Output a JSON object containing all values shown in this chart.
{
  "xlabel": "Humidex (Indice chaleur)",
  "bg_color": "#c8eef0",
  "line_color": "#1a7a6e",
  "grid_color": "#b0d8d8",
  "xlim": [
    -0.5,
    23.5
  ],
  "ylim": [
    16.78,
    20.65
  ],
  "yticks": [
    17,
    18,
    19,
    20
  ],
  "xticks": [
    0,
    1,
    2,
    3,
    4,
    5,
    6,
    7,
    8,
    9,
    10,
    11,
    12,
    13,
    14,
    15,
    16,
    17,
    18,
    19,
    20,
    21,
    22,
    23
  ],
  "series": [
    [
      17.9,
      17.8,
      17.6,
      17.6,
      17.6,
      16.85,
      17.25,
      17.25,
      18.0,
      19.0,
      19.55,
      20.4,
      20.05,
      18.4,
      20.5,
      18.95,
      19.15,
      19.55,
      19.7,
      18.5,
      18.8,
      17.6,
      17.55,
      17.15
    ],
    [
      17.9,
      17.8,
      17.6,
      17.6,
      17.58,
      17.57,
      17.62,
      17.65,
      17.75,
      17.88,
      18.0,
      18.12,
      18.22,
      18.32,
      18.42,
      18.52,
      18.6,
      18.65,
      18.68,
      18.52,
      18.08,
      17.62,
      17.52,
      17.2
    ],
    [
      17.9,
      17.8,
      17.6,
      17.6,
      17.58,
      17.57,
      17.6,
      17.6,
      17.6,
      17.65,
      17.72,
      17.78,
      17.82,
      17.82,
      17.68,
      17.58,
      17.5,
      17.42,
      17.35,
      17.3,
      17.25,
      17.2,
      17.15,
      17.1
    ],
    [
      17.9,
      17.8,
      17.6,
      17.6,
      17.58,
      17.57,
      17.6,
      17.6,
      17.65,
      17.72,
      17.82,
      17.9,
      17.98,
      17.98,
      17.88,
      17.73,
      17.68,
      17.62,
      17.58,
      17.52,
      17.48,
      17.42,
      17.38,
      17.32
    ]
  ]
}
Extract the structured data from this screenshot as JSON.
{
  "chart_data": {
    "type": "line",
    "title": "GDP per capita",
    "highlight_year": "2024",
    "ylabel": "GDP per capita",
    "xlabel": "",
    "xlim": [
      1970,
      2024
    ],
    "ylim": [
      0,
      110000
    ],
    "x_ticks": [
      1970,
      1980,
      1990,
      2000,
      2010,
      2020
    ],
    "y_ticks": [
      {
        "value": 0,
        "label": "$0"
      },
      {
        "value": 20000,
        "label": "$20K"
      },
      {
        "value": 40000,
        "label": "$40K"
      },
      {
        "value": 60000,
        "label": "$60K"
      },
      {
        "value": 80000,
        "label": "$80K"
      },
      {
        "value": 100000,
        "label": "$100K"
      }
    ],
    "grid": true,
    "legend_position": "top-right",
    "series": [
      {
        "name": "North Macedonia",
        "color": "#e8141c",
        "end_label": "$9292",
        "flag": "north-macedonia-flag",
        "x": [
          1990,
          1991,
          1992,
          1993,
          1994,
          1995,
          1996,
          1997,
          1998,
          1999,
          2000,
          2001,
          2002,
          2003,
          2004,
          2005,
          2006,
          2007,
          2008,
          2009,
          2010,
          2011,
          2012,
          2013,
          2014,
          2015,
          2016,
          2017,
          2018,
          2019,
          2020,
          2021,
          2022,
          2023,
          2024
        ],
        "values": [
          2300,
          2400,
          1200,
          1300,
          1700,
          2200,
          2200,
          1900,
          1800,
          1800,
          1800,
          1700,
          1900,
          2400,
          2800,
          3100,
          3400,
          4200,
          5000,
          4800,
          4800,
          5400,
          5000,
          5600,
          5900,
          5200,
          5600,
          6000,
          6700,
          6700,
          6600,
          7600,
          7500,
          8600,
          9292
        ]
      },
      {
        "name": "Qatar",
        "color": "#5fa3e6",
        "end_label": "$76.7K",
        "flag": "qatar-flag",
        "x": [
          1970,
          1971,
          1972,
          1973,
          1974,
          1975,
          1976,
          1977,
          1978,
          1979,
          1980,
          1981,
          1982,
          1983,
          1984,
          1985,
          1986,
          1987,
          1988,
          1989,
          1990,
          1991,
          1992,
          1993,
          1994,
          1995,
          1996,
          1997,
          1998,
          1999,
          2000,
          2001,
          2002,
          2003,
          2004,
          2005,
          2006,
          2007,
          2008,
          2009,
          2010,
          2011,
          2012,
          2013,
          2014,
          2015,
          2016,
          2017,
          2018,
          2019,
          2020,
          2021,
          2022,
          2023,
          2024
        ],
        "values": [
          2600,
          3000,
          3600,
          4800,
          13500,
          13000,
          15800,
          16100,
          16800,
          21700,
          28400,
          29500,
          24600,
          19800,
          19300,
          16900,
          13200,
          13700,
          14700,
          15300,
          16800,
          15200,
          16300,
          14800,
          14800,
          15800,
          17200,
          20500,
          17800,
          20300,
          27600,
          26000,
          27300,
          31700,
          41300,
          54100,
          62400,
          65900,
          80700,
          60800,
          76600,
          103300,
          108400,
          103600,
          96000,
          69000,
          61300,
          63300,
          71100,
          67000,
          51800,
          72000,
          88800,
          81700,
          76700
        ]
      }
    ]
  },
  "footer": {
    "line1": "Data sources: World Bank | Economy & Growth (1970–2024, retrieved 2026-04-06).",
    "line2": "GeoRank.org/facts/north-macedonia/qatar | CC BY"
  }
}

__________

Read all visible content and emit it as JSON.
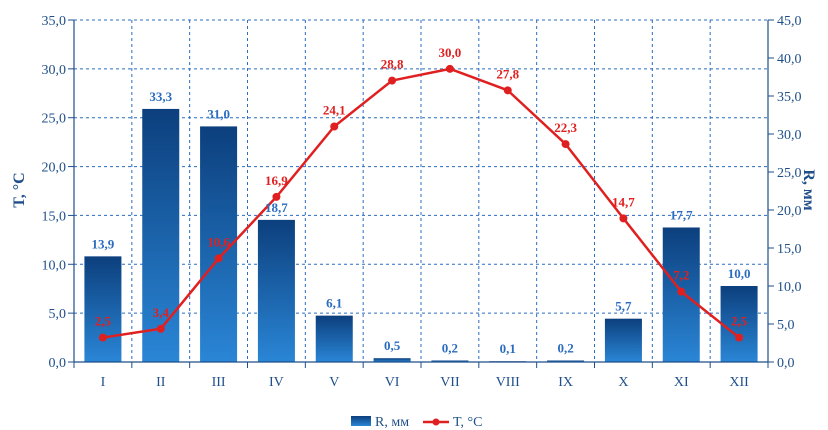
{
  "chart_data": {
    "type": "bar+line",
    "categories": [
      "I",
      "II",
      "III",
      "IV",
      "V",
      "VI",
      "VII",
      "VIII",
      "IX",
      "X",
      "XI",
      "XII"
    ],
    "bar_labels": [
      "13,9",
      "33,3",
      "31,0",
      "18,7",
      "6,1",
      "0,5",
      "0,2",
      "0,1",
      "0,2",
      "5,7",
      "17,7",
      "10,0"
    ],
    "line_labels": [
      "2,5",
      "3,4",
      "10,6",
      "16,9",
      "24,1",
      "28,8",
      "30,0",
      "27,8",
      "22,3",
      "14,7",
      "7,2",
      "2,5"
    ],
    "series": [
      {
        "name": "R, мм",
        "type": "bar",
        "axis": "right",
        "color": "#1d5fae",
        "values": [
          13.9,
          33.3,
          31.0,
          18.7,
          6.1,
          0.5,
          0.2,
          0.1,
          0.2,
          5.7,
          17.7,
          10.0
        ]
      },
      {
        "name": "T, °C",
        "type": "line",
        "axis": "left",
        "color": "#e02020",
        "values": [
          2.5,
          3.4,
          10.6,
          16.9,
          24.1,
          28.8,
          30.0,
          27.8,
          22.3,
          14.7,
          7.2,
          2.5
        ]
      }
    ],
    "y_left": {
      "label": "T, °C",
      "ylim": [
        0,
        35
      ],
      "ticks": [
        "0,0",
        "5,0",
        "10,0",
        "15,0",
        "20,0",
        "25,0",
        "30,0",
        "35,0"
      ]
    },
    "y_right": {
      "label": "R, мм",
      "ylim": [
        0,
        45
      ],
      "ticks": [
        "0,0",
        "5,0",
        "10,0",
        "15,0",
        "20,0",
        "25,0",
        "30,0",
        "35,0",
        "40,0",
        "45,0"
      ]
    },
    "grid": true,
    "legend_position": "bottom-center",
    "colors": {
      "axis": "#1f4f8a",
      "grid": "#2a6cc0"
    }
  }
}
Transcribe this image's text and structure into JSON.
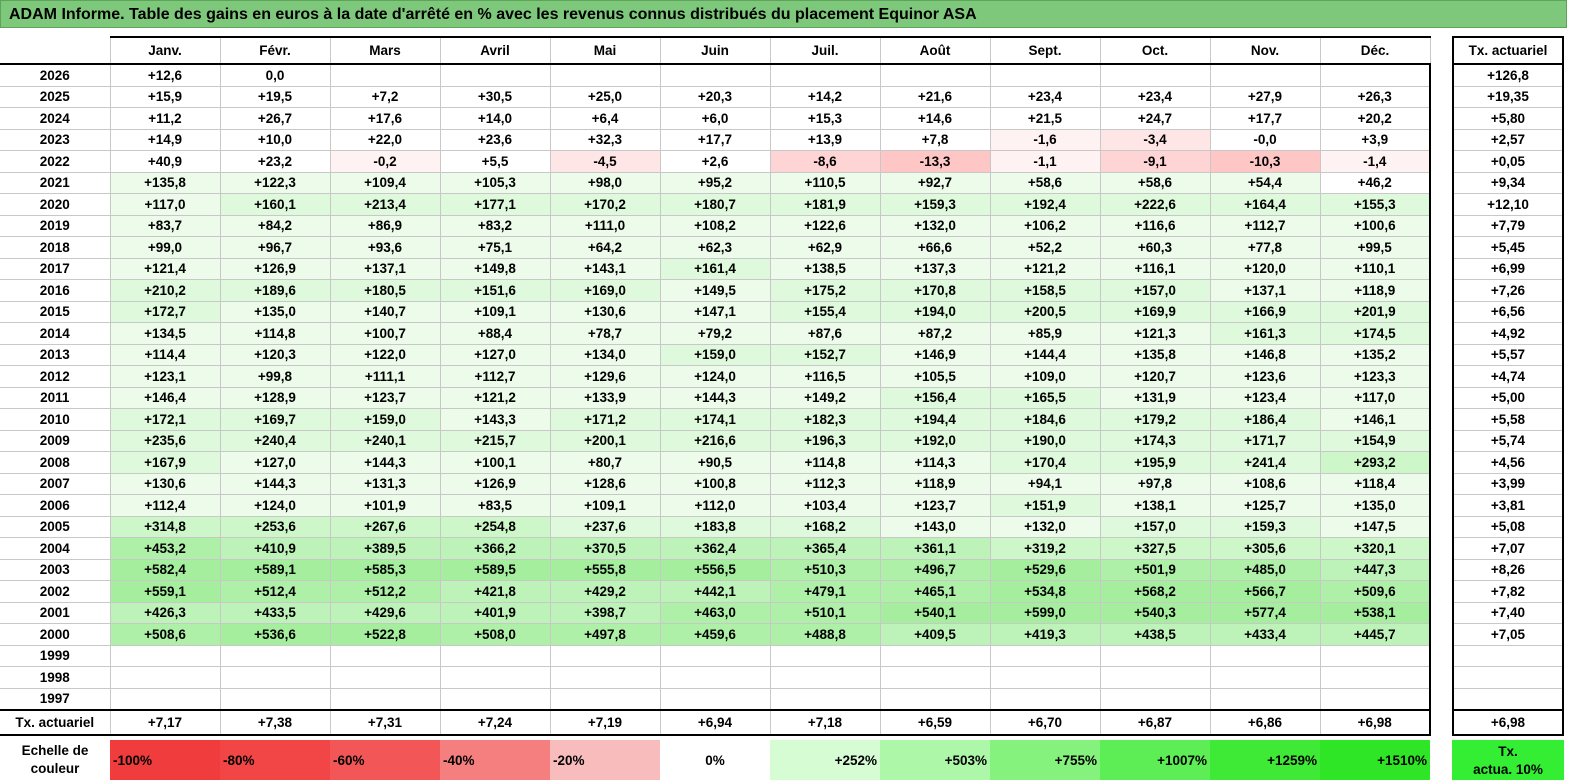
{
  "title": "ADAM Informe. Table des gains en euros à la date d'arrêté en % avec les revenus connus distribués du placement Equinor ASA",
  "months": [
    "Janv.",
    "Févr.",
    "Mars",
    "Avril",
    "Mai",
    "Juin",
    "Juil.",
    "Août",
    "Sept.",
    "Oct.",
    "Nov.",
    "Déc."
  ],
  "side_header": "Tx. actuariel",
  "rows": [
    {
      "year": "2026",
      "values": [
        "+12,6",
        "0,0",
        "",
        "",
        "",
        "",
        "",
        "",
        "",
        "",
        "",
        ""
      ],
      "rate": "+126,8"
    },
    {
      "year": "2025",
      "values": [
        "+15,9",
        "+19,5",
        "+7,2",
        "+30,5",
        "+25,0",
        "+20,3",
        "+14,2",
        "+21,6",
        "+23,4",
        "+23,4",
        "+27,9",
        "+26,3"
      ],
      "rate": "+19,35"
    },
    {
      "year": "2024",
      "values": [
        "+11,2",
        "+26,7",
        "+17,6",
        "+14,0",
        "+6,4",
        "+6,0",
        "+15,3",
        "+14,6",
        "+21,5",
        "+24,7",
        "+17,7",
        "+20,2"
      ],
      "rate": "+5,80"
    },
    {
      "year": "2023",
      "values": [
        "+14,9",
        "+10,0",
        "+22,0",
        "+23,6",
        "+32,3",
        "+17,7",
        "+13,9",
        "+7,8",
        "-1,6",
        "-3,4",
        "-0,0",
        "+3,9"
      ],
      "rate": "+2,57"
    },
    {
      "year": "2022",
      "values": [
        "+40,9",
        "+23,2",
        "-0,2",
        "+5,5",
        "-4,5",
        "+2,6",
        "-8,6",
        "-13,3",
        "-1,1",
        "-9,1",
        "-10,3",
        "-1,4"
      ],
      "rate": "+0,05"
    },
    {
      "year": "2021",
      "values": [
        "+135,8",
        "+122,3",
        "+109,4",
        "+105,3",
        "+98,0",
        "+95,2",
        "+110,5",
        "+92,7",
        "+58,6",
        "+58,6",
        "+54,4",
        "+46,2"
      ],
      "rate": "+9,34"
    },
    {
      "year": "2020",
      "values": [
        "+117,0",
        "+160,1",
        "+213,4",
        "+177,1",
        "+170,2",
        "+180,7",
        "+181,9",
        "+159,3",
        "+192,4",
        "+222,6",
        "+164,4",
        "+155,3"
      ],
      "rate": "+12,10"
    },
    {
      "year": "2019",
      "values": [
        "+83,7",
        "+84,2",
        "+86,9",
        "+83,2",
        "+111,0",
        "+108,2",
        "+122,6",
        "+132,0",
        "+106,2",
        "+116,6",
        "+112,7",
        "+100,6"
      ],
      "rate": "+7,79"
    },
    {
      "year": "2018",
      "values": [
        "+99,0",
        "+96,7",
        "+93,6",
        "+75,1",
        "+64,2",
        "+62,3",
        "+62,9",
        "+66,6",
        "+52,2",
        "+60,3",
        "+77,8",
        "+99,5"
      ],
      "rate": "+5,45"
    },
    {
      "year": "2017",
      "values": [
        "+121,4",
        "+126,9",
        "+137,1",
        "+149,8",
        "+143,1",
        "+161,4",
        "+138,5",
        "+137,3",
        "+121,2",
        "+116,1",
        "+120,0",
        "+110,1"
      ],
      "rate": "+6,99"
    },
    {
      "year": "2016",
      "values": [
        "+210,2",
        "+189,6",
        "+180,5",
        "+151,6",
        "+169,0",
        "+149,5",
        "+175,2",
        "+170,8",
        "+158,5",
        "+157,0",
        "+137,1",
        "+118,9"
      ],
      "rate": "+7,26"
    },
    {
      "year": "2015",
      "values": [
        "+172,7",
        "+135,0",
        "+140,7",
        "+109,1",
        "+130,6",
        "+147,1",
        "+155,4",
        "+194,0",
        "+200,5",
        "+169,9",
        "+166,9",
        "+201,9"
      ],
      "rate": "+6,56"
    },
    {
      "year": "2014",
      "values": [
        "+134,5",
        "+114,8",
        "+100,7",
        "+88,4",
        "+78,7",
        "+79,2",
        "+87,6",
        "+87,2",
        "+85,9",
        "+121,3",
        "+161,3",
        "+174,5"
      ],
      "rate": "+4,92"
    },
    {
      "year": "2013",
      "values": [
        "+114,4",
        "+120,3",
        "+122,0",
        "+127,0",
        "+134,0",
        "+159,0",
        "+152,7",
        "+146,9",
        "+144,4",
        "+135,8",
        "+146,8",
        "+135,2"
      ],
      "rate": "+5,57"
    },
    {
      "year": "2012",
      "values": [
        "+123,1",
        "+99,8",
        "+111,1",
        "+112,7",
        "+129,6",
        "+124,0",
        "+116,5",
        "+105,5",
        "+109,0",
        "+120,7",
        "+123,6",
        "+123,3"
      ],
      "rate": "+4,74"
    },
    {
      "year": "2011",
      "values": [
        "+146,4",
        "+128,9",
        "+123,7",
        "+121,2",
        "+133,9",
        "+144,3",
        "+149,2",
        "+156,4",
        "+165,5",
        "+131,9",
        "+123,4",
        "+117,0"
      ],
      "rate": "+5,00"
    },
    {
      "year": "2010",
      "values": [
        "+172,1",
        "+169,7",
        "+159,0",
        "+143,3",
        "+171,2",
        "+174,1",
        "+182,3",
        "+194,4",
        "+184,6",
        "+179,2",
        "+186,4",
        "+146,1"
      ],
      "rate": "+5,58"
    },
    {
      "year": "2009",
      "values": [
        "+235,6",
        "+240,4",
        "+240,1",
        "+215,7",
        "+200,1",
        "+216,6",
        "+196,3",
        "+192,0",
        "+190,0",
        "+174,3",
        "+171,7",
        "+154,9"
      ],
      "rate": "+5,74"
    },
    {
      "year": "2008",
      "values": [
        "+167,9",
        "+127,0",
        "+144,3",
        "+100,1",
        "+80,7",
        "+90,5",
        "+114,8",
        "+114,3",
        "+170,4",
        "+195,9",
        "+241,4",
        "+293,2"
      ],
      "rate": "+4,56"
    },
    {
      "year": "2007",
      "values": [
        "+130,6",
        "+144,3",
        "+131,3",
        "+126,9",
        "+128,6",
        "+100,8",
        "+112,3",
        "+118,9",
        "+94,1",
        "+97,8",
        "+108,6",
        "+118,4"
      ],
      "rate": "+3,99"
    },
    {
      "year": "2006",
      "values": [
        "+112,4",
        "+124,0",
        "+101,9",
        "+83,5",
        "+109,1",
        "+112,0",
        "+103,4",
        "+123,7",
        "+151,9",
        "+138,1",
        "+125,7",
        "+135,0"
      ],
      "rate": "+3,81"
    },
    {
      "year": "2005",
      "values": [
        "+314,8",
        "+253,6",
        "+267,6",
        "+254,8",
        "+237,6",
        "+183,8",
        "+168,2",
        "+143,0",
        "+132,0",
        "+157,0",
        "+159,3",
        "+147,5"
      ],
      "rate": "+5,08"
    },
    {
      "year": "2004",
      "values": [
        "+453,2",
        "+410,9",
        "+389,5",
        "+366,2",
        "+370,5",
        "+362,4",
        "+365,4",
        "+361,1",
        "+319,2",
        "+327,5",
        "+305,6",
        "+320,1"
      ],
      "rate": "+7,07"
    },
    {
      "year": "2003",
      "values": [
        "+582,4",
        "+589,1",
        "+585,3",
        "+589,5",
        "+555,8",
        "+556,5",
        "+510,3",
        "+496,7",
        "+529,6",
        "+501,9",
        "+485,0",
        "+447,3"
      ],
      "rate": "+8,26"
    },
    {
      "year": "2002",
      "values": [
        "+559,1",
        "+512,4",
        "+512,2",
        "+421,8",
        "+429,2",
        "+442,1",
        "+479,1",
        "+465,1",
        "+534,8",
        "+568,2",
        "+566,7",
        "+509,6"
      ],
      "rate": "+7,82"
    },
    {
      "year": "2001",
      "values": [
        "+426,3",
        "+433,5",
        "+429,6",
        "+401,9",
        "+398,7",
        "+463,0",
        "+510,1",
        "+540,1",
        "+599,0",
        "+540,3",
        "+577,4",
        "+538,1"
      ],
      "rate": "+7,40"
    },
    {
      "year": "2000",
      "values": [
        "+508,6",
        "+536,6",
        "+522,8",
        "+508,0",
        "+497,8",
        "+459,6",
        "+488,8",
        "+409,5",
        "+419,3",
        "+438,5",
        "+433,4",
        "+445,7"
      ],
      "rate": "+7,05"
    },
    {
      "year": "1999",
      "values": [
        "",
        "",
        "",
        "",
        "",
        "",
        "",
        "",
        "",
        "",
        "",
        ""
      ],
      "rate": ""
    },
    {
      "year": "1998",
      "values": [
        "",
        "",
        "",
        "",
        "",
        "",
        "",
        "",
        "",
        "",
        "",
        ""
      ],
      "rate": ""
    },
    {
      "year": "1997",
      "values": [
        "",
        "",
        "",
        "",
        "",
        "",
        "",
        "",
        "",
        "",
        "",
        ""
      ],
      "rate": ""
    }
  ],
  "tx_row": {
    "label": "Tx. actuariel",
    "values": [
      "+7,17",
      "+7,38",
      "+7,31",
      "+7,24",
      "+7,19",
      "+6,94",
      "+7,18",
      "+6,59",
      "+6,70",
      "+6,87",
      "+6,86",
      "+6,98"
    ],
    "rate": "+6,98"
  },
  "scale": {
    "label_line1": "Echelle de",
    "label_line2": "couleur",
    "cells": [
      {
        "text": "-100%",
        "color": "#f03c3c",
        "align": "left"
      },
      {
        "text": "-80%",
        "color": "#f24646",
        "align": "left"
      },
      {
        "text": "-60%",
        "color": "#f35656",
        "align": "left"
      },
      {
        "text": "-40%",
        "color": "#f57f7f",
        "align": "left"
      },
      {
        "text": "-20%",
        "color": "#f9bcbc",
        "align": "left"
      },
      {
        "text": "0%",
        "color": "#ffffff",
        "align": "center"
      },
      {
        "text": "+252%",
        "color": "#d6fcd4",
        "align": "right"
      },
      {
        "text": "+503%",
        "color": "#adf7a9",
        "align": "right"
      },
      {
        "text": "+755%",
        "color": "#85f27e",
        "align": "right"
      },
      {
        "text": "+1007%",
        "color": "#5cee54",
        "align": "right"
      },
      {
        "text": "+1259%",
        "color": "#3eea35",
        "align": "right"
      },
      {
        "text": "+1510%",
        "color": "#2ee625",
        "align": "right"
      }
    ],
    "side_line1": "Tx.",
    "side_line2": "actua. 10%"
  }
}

__________

Gather each line of the records holding the string "this".

Output a JSON object containing all values shown in this chart.
Extract the structured data from this screenshot as JSON.
Transcribe this image's text and structure into JSON.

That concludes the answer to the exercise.